__Exercise aim__.
Here are some records. Copy each one exactly.

◆ ◆ ◆ ◆ ◆ ◆ ◆

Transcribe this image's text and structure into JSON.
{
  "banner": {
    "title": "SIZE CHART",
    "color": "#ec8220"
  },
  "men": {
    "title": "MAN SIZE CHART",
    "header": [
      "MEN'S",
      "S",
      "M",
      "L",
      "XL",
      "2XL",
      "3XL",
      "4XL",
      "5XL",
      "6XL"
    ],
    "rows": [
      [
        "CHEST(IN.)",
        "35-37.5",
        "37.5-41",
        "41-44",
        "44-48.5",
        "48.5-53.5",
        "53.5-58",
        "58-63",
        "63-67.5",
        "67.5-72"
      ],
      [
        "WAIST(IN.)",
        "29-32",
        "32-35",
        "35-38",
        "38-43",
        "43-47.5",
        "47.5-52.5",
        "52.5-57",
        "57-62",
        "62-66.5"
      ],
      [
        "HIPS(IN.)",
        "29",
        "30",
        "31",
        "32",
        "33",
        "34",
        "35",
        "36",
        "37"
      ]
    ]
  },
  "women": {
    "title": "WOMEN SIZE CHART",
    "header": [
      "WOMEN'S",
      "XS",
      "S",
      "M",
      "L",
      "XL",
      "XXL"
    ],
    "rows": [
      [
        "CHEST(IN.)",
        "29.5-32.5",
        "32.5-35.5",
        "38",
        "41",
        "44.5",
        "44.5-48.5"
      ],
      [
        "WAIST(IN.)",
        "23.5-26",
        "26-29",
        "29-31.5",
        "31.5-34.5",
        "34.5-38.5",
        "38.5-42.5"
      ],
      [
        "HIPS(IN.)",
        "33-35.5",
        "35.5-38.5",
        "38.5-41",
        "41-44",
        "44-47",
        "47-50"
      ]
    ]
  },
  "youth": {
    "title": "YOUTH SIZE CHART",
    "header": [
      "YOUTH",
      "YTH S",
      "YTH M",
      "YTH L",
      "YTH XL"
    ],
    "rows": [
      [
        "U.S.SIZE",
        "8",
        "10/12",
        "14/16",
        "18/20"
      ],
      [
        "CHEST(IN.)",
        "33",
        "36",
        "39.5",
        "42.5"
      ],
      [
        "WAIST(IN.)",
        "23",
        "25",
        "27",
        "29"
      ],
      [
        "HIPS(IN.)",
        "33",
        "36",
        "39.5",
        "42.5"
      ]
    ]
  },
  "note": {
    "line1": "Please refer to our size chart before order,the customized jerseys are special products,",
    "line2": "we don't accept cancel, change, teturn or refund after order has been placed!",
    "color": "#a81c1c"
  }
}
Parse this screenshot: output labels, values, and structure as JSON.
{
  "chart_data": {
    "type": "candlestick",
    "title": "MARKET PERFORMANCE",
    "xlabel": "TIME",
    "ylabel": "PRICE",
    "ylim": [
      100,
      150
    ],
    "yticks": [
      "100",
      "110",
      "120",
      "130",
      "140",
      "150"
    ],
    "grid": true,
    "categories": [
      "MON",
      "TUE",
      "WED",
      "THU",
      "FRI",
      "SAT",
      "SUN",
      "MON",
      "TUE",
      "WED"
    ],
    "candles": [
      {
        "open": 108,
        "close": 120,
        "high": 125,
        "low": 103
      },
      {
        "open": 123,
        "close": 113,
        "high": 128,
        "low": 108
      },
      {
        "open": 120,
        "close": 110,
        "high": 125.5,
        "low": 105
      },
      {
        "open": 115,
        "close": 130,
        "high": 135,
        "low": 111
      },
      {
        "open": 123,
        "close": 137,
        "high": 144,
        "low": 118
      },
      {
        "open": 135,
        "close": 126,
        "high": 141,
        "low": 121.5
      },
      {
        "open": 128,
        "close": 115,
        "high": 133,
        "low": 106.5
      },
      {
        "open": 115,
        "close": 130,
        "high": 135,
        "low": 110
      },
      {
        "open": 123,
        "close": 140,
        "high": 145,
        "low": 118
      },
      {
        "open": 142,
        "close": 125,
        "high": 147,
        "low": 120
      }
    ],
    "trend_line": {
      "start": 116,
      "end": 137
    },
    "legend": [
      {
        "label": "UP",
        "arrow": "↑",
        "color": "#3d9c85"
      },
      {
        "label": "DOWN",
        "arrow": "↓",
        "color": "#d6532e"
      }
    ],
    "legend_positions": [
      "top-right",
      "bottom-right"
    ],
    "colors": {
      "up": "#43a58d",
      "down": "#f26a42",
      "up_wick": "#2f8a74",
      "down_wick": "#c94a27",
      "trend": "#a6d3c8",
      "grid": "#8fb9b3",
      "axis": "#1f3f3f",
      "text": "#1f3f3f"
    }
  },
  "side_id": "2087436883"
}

◆ ◆ ◆ ◆ ◆ ◆ ◆

__Correct answer__.
Transcribe this image's text and structure into JSON.
{
  "banner": {
    "title": "SIZE CHART",
    "color": "#ec8220"
  },
  "men": {
    "title": "MAN SIZE CHART",
    "header": [
      "MEN'S",
      "S",
      "M",
      "L",
      "XL",
      "2XL",
      "3XL",
      "4XL",
      "5XL",
      "6XL"
    ],
    "rows": [
      [
        "CHEST(IN.)",
        "35-37.5",
        "37.5-41",
        "41-44",
        "44-48.5",
        "48.5-53.5",
        "53.5-58",
        "58-63",
        "63-67.5",
        "67.5-72"
      ],
      [
        "WAIST(IN.)",
        "29-32",
        "32-35",
        "35-38",
        "38-43",
        "43-47.5",
        "47.5-52.5",
        "52.5-57",
        "57-62",
        "62-66.5"
      ],
      [
        "HIPS(IN.)",
        "29",
        "30",
        "31",
        "32",
        "33",
        "34",
        "35",
        "36",
        "37"
      ]
    ]
  },
  "women": {
    "title": "WOMEN SIZE CHART",
    "header": [
      "WOMEN'S",
      "XS",
      "S",
      "M",
      "L",
      "XL",
      "XXL"
    ],
    "rows": [
      [
        "CHEST(IN.)",
        "29.5-32.5",
        "32.5-35.5",
        "38",
        "41",
        "44.5",
        "44.5-48.5"
      ],
      [
        "WAIST(IN.)",
        "23.5-26",
        "26-29",
        "29-31.5",
        "31.5-34.5",
        "34.5-38.5",
        "38.5-42.5"
      ],
      [
        "HIPS(IN.)",
        "33-35.5",
        "35.5-38.5",
        "38.5-41",
        "41-44",
        "44-47",
        "47-50"
      ]
    ]
  },
  "youth": {
    "title": "YOUTH SIZE CHART",
    "header": [
      "YOUTH",
      "YTH S",
      "YTH M",
      "YTH L",
      "YTH XL"
    ],
    "rows": [
      [
        "U.S.SIZE",
        "8",
        "10/12",
        "14/16",
        "18/20"
      ],
      [
        "CHEST(IN.)",
        "33",
        "36",
        "39.5",
        "42.5"
      ],
      [
        "WAIST(IN.)",
        "23",
        "25",
        "27",
        "29"
      ],
      [
        "HIPS(IN.)",
        "33",
        "36",
        "39.5",
        "42.5"
      ]
    ]
  },
  "note": {
    "line1": "Please refer to our size chart before order,the customized jerseys are special products,",
    "line2": "we don't accept cancel, change, teturn or refund after order has been placed!",
    "color": "#a81c1c"
  }
}
Parse this screenshot: output labels, values, and structure as JSON.
{
  "chart_data": {
    "type": "candlestick",
    "title": "MARKET PERFORMANCE",
    "xlabel": "TIME",
    "ylabel": "PRICE",
    "ylim": [
      100,
      150
    ],
    "yticks": [
      "100",
      "110",
      "120",
      "130",
      "140",
      "150"
    ],
    "grid": true,
    "categories": [
      "MON",
      "TUE",
      "WED",
      "THU",
      "FRI",
      "SAT",
      "SUN",
      "MON",
      "TUE",
      "WED"
    ],
    "candles": [
      {
        "open": 108,
        "close": 120,
        "high": 125,
        "low": 103
      },
      {
        "open": 123,
        "close": 113,
        "high": 128,
        "low": 108
      },
      {
        "open": 120,
        "close": 110,
        "high": 125.5,
        "low": 105
      },
      {
        "open": 115,
        "close": 130,
        "high": 135,
        "low": 111
      },
      {
        "open": 123,
        "close": 137,
        "high": 144,
        "low": 118
      },
      {
        "open": 135,
        "close": 126,
        "high": 141,
        "low": 121.5
      },
      {
        "open": 128,
        "close": 115,
        "high": 133,
        "low": 106.5
      },
      {
        "open": 115,
        "close": 130,
        "high": 135,
        "low": 110
      },
      {
        "open": 123,
        "close": 140,
        "high": 145,
        "low": 118
      },
      {
        "open": 142,
        "close": 125,
        "high": 147,
        "low": 120
      }
    ],
    "trend_line": {
      "start": 116,
      "end": 137
    },
    "legend": [
      {
        "label": "UP",
        "arrow": "↑",
        "color": "#3d9c85"
      },
      {
        "label": "DOWN",
        "arrow": "↓",
        "color": "#d6532e"
      }
    ],
    "legend_positions": [
      "top-right",
      "bottom-right"
    ],
    "colors": {
      "up": "#43a58d",
      "down": "#f26a42",
      "up_wick": "#2f8a74",
      "down_wick": "#c94a27",
      "trend": "#a6d3c8",
      "grid": "#8fb9b3",
      "axis": "#1f3f3f",
      "text": "#1f3f3f"
    }
  },
  "side_id": "2087436883"
}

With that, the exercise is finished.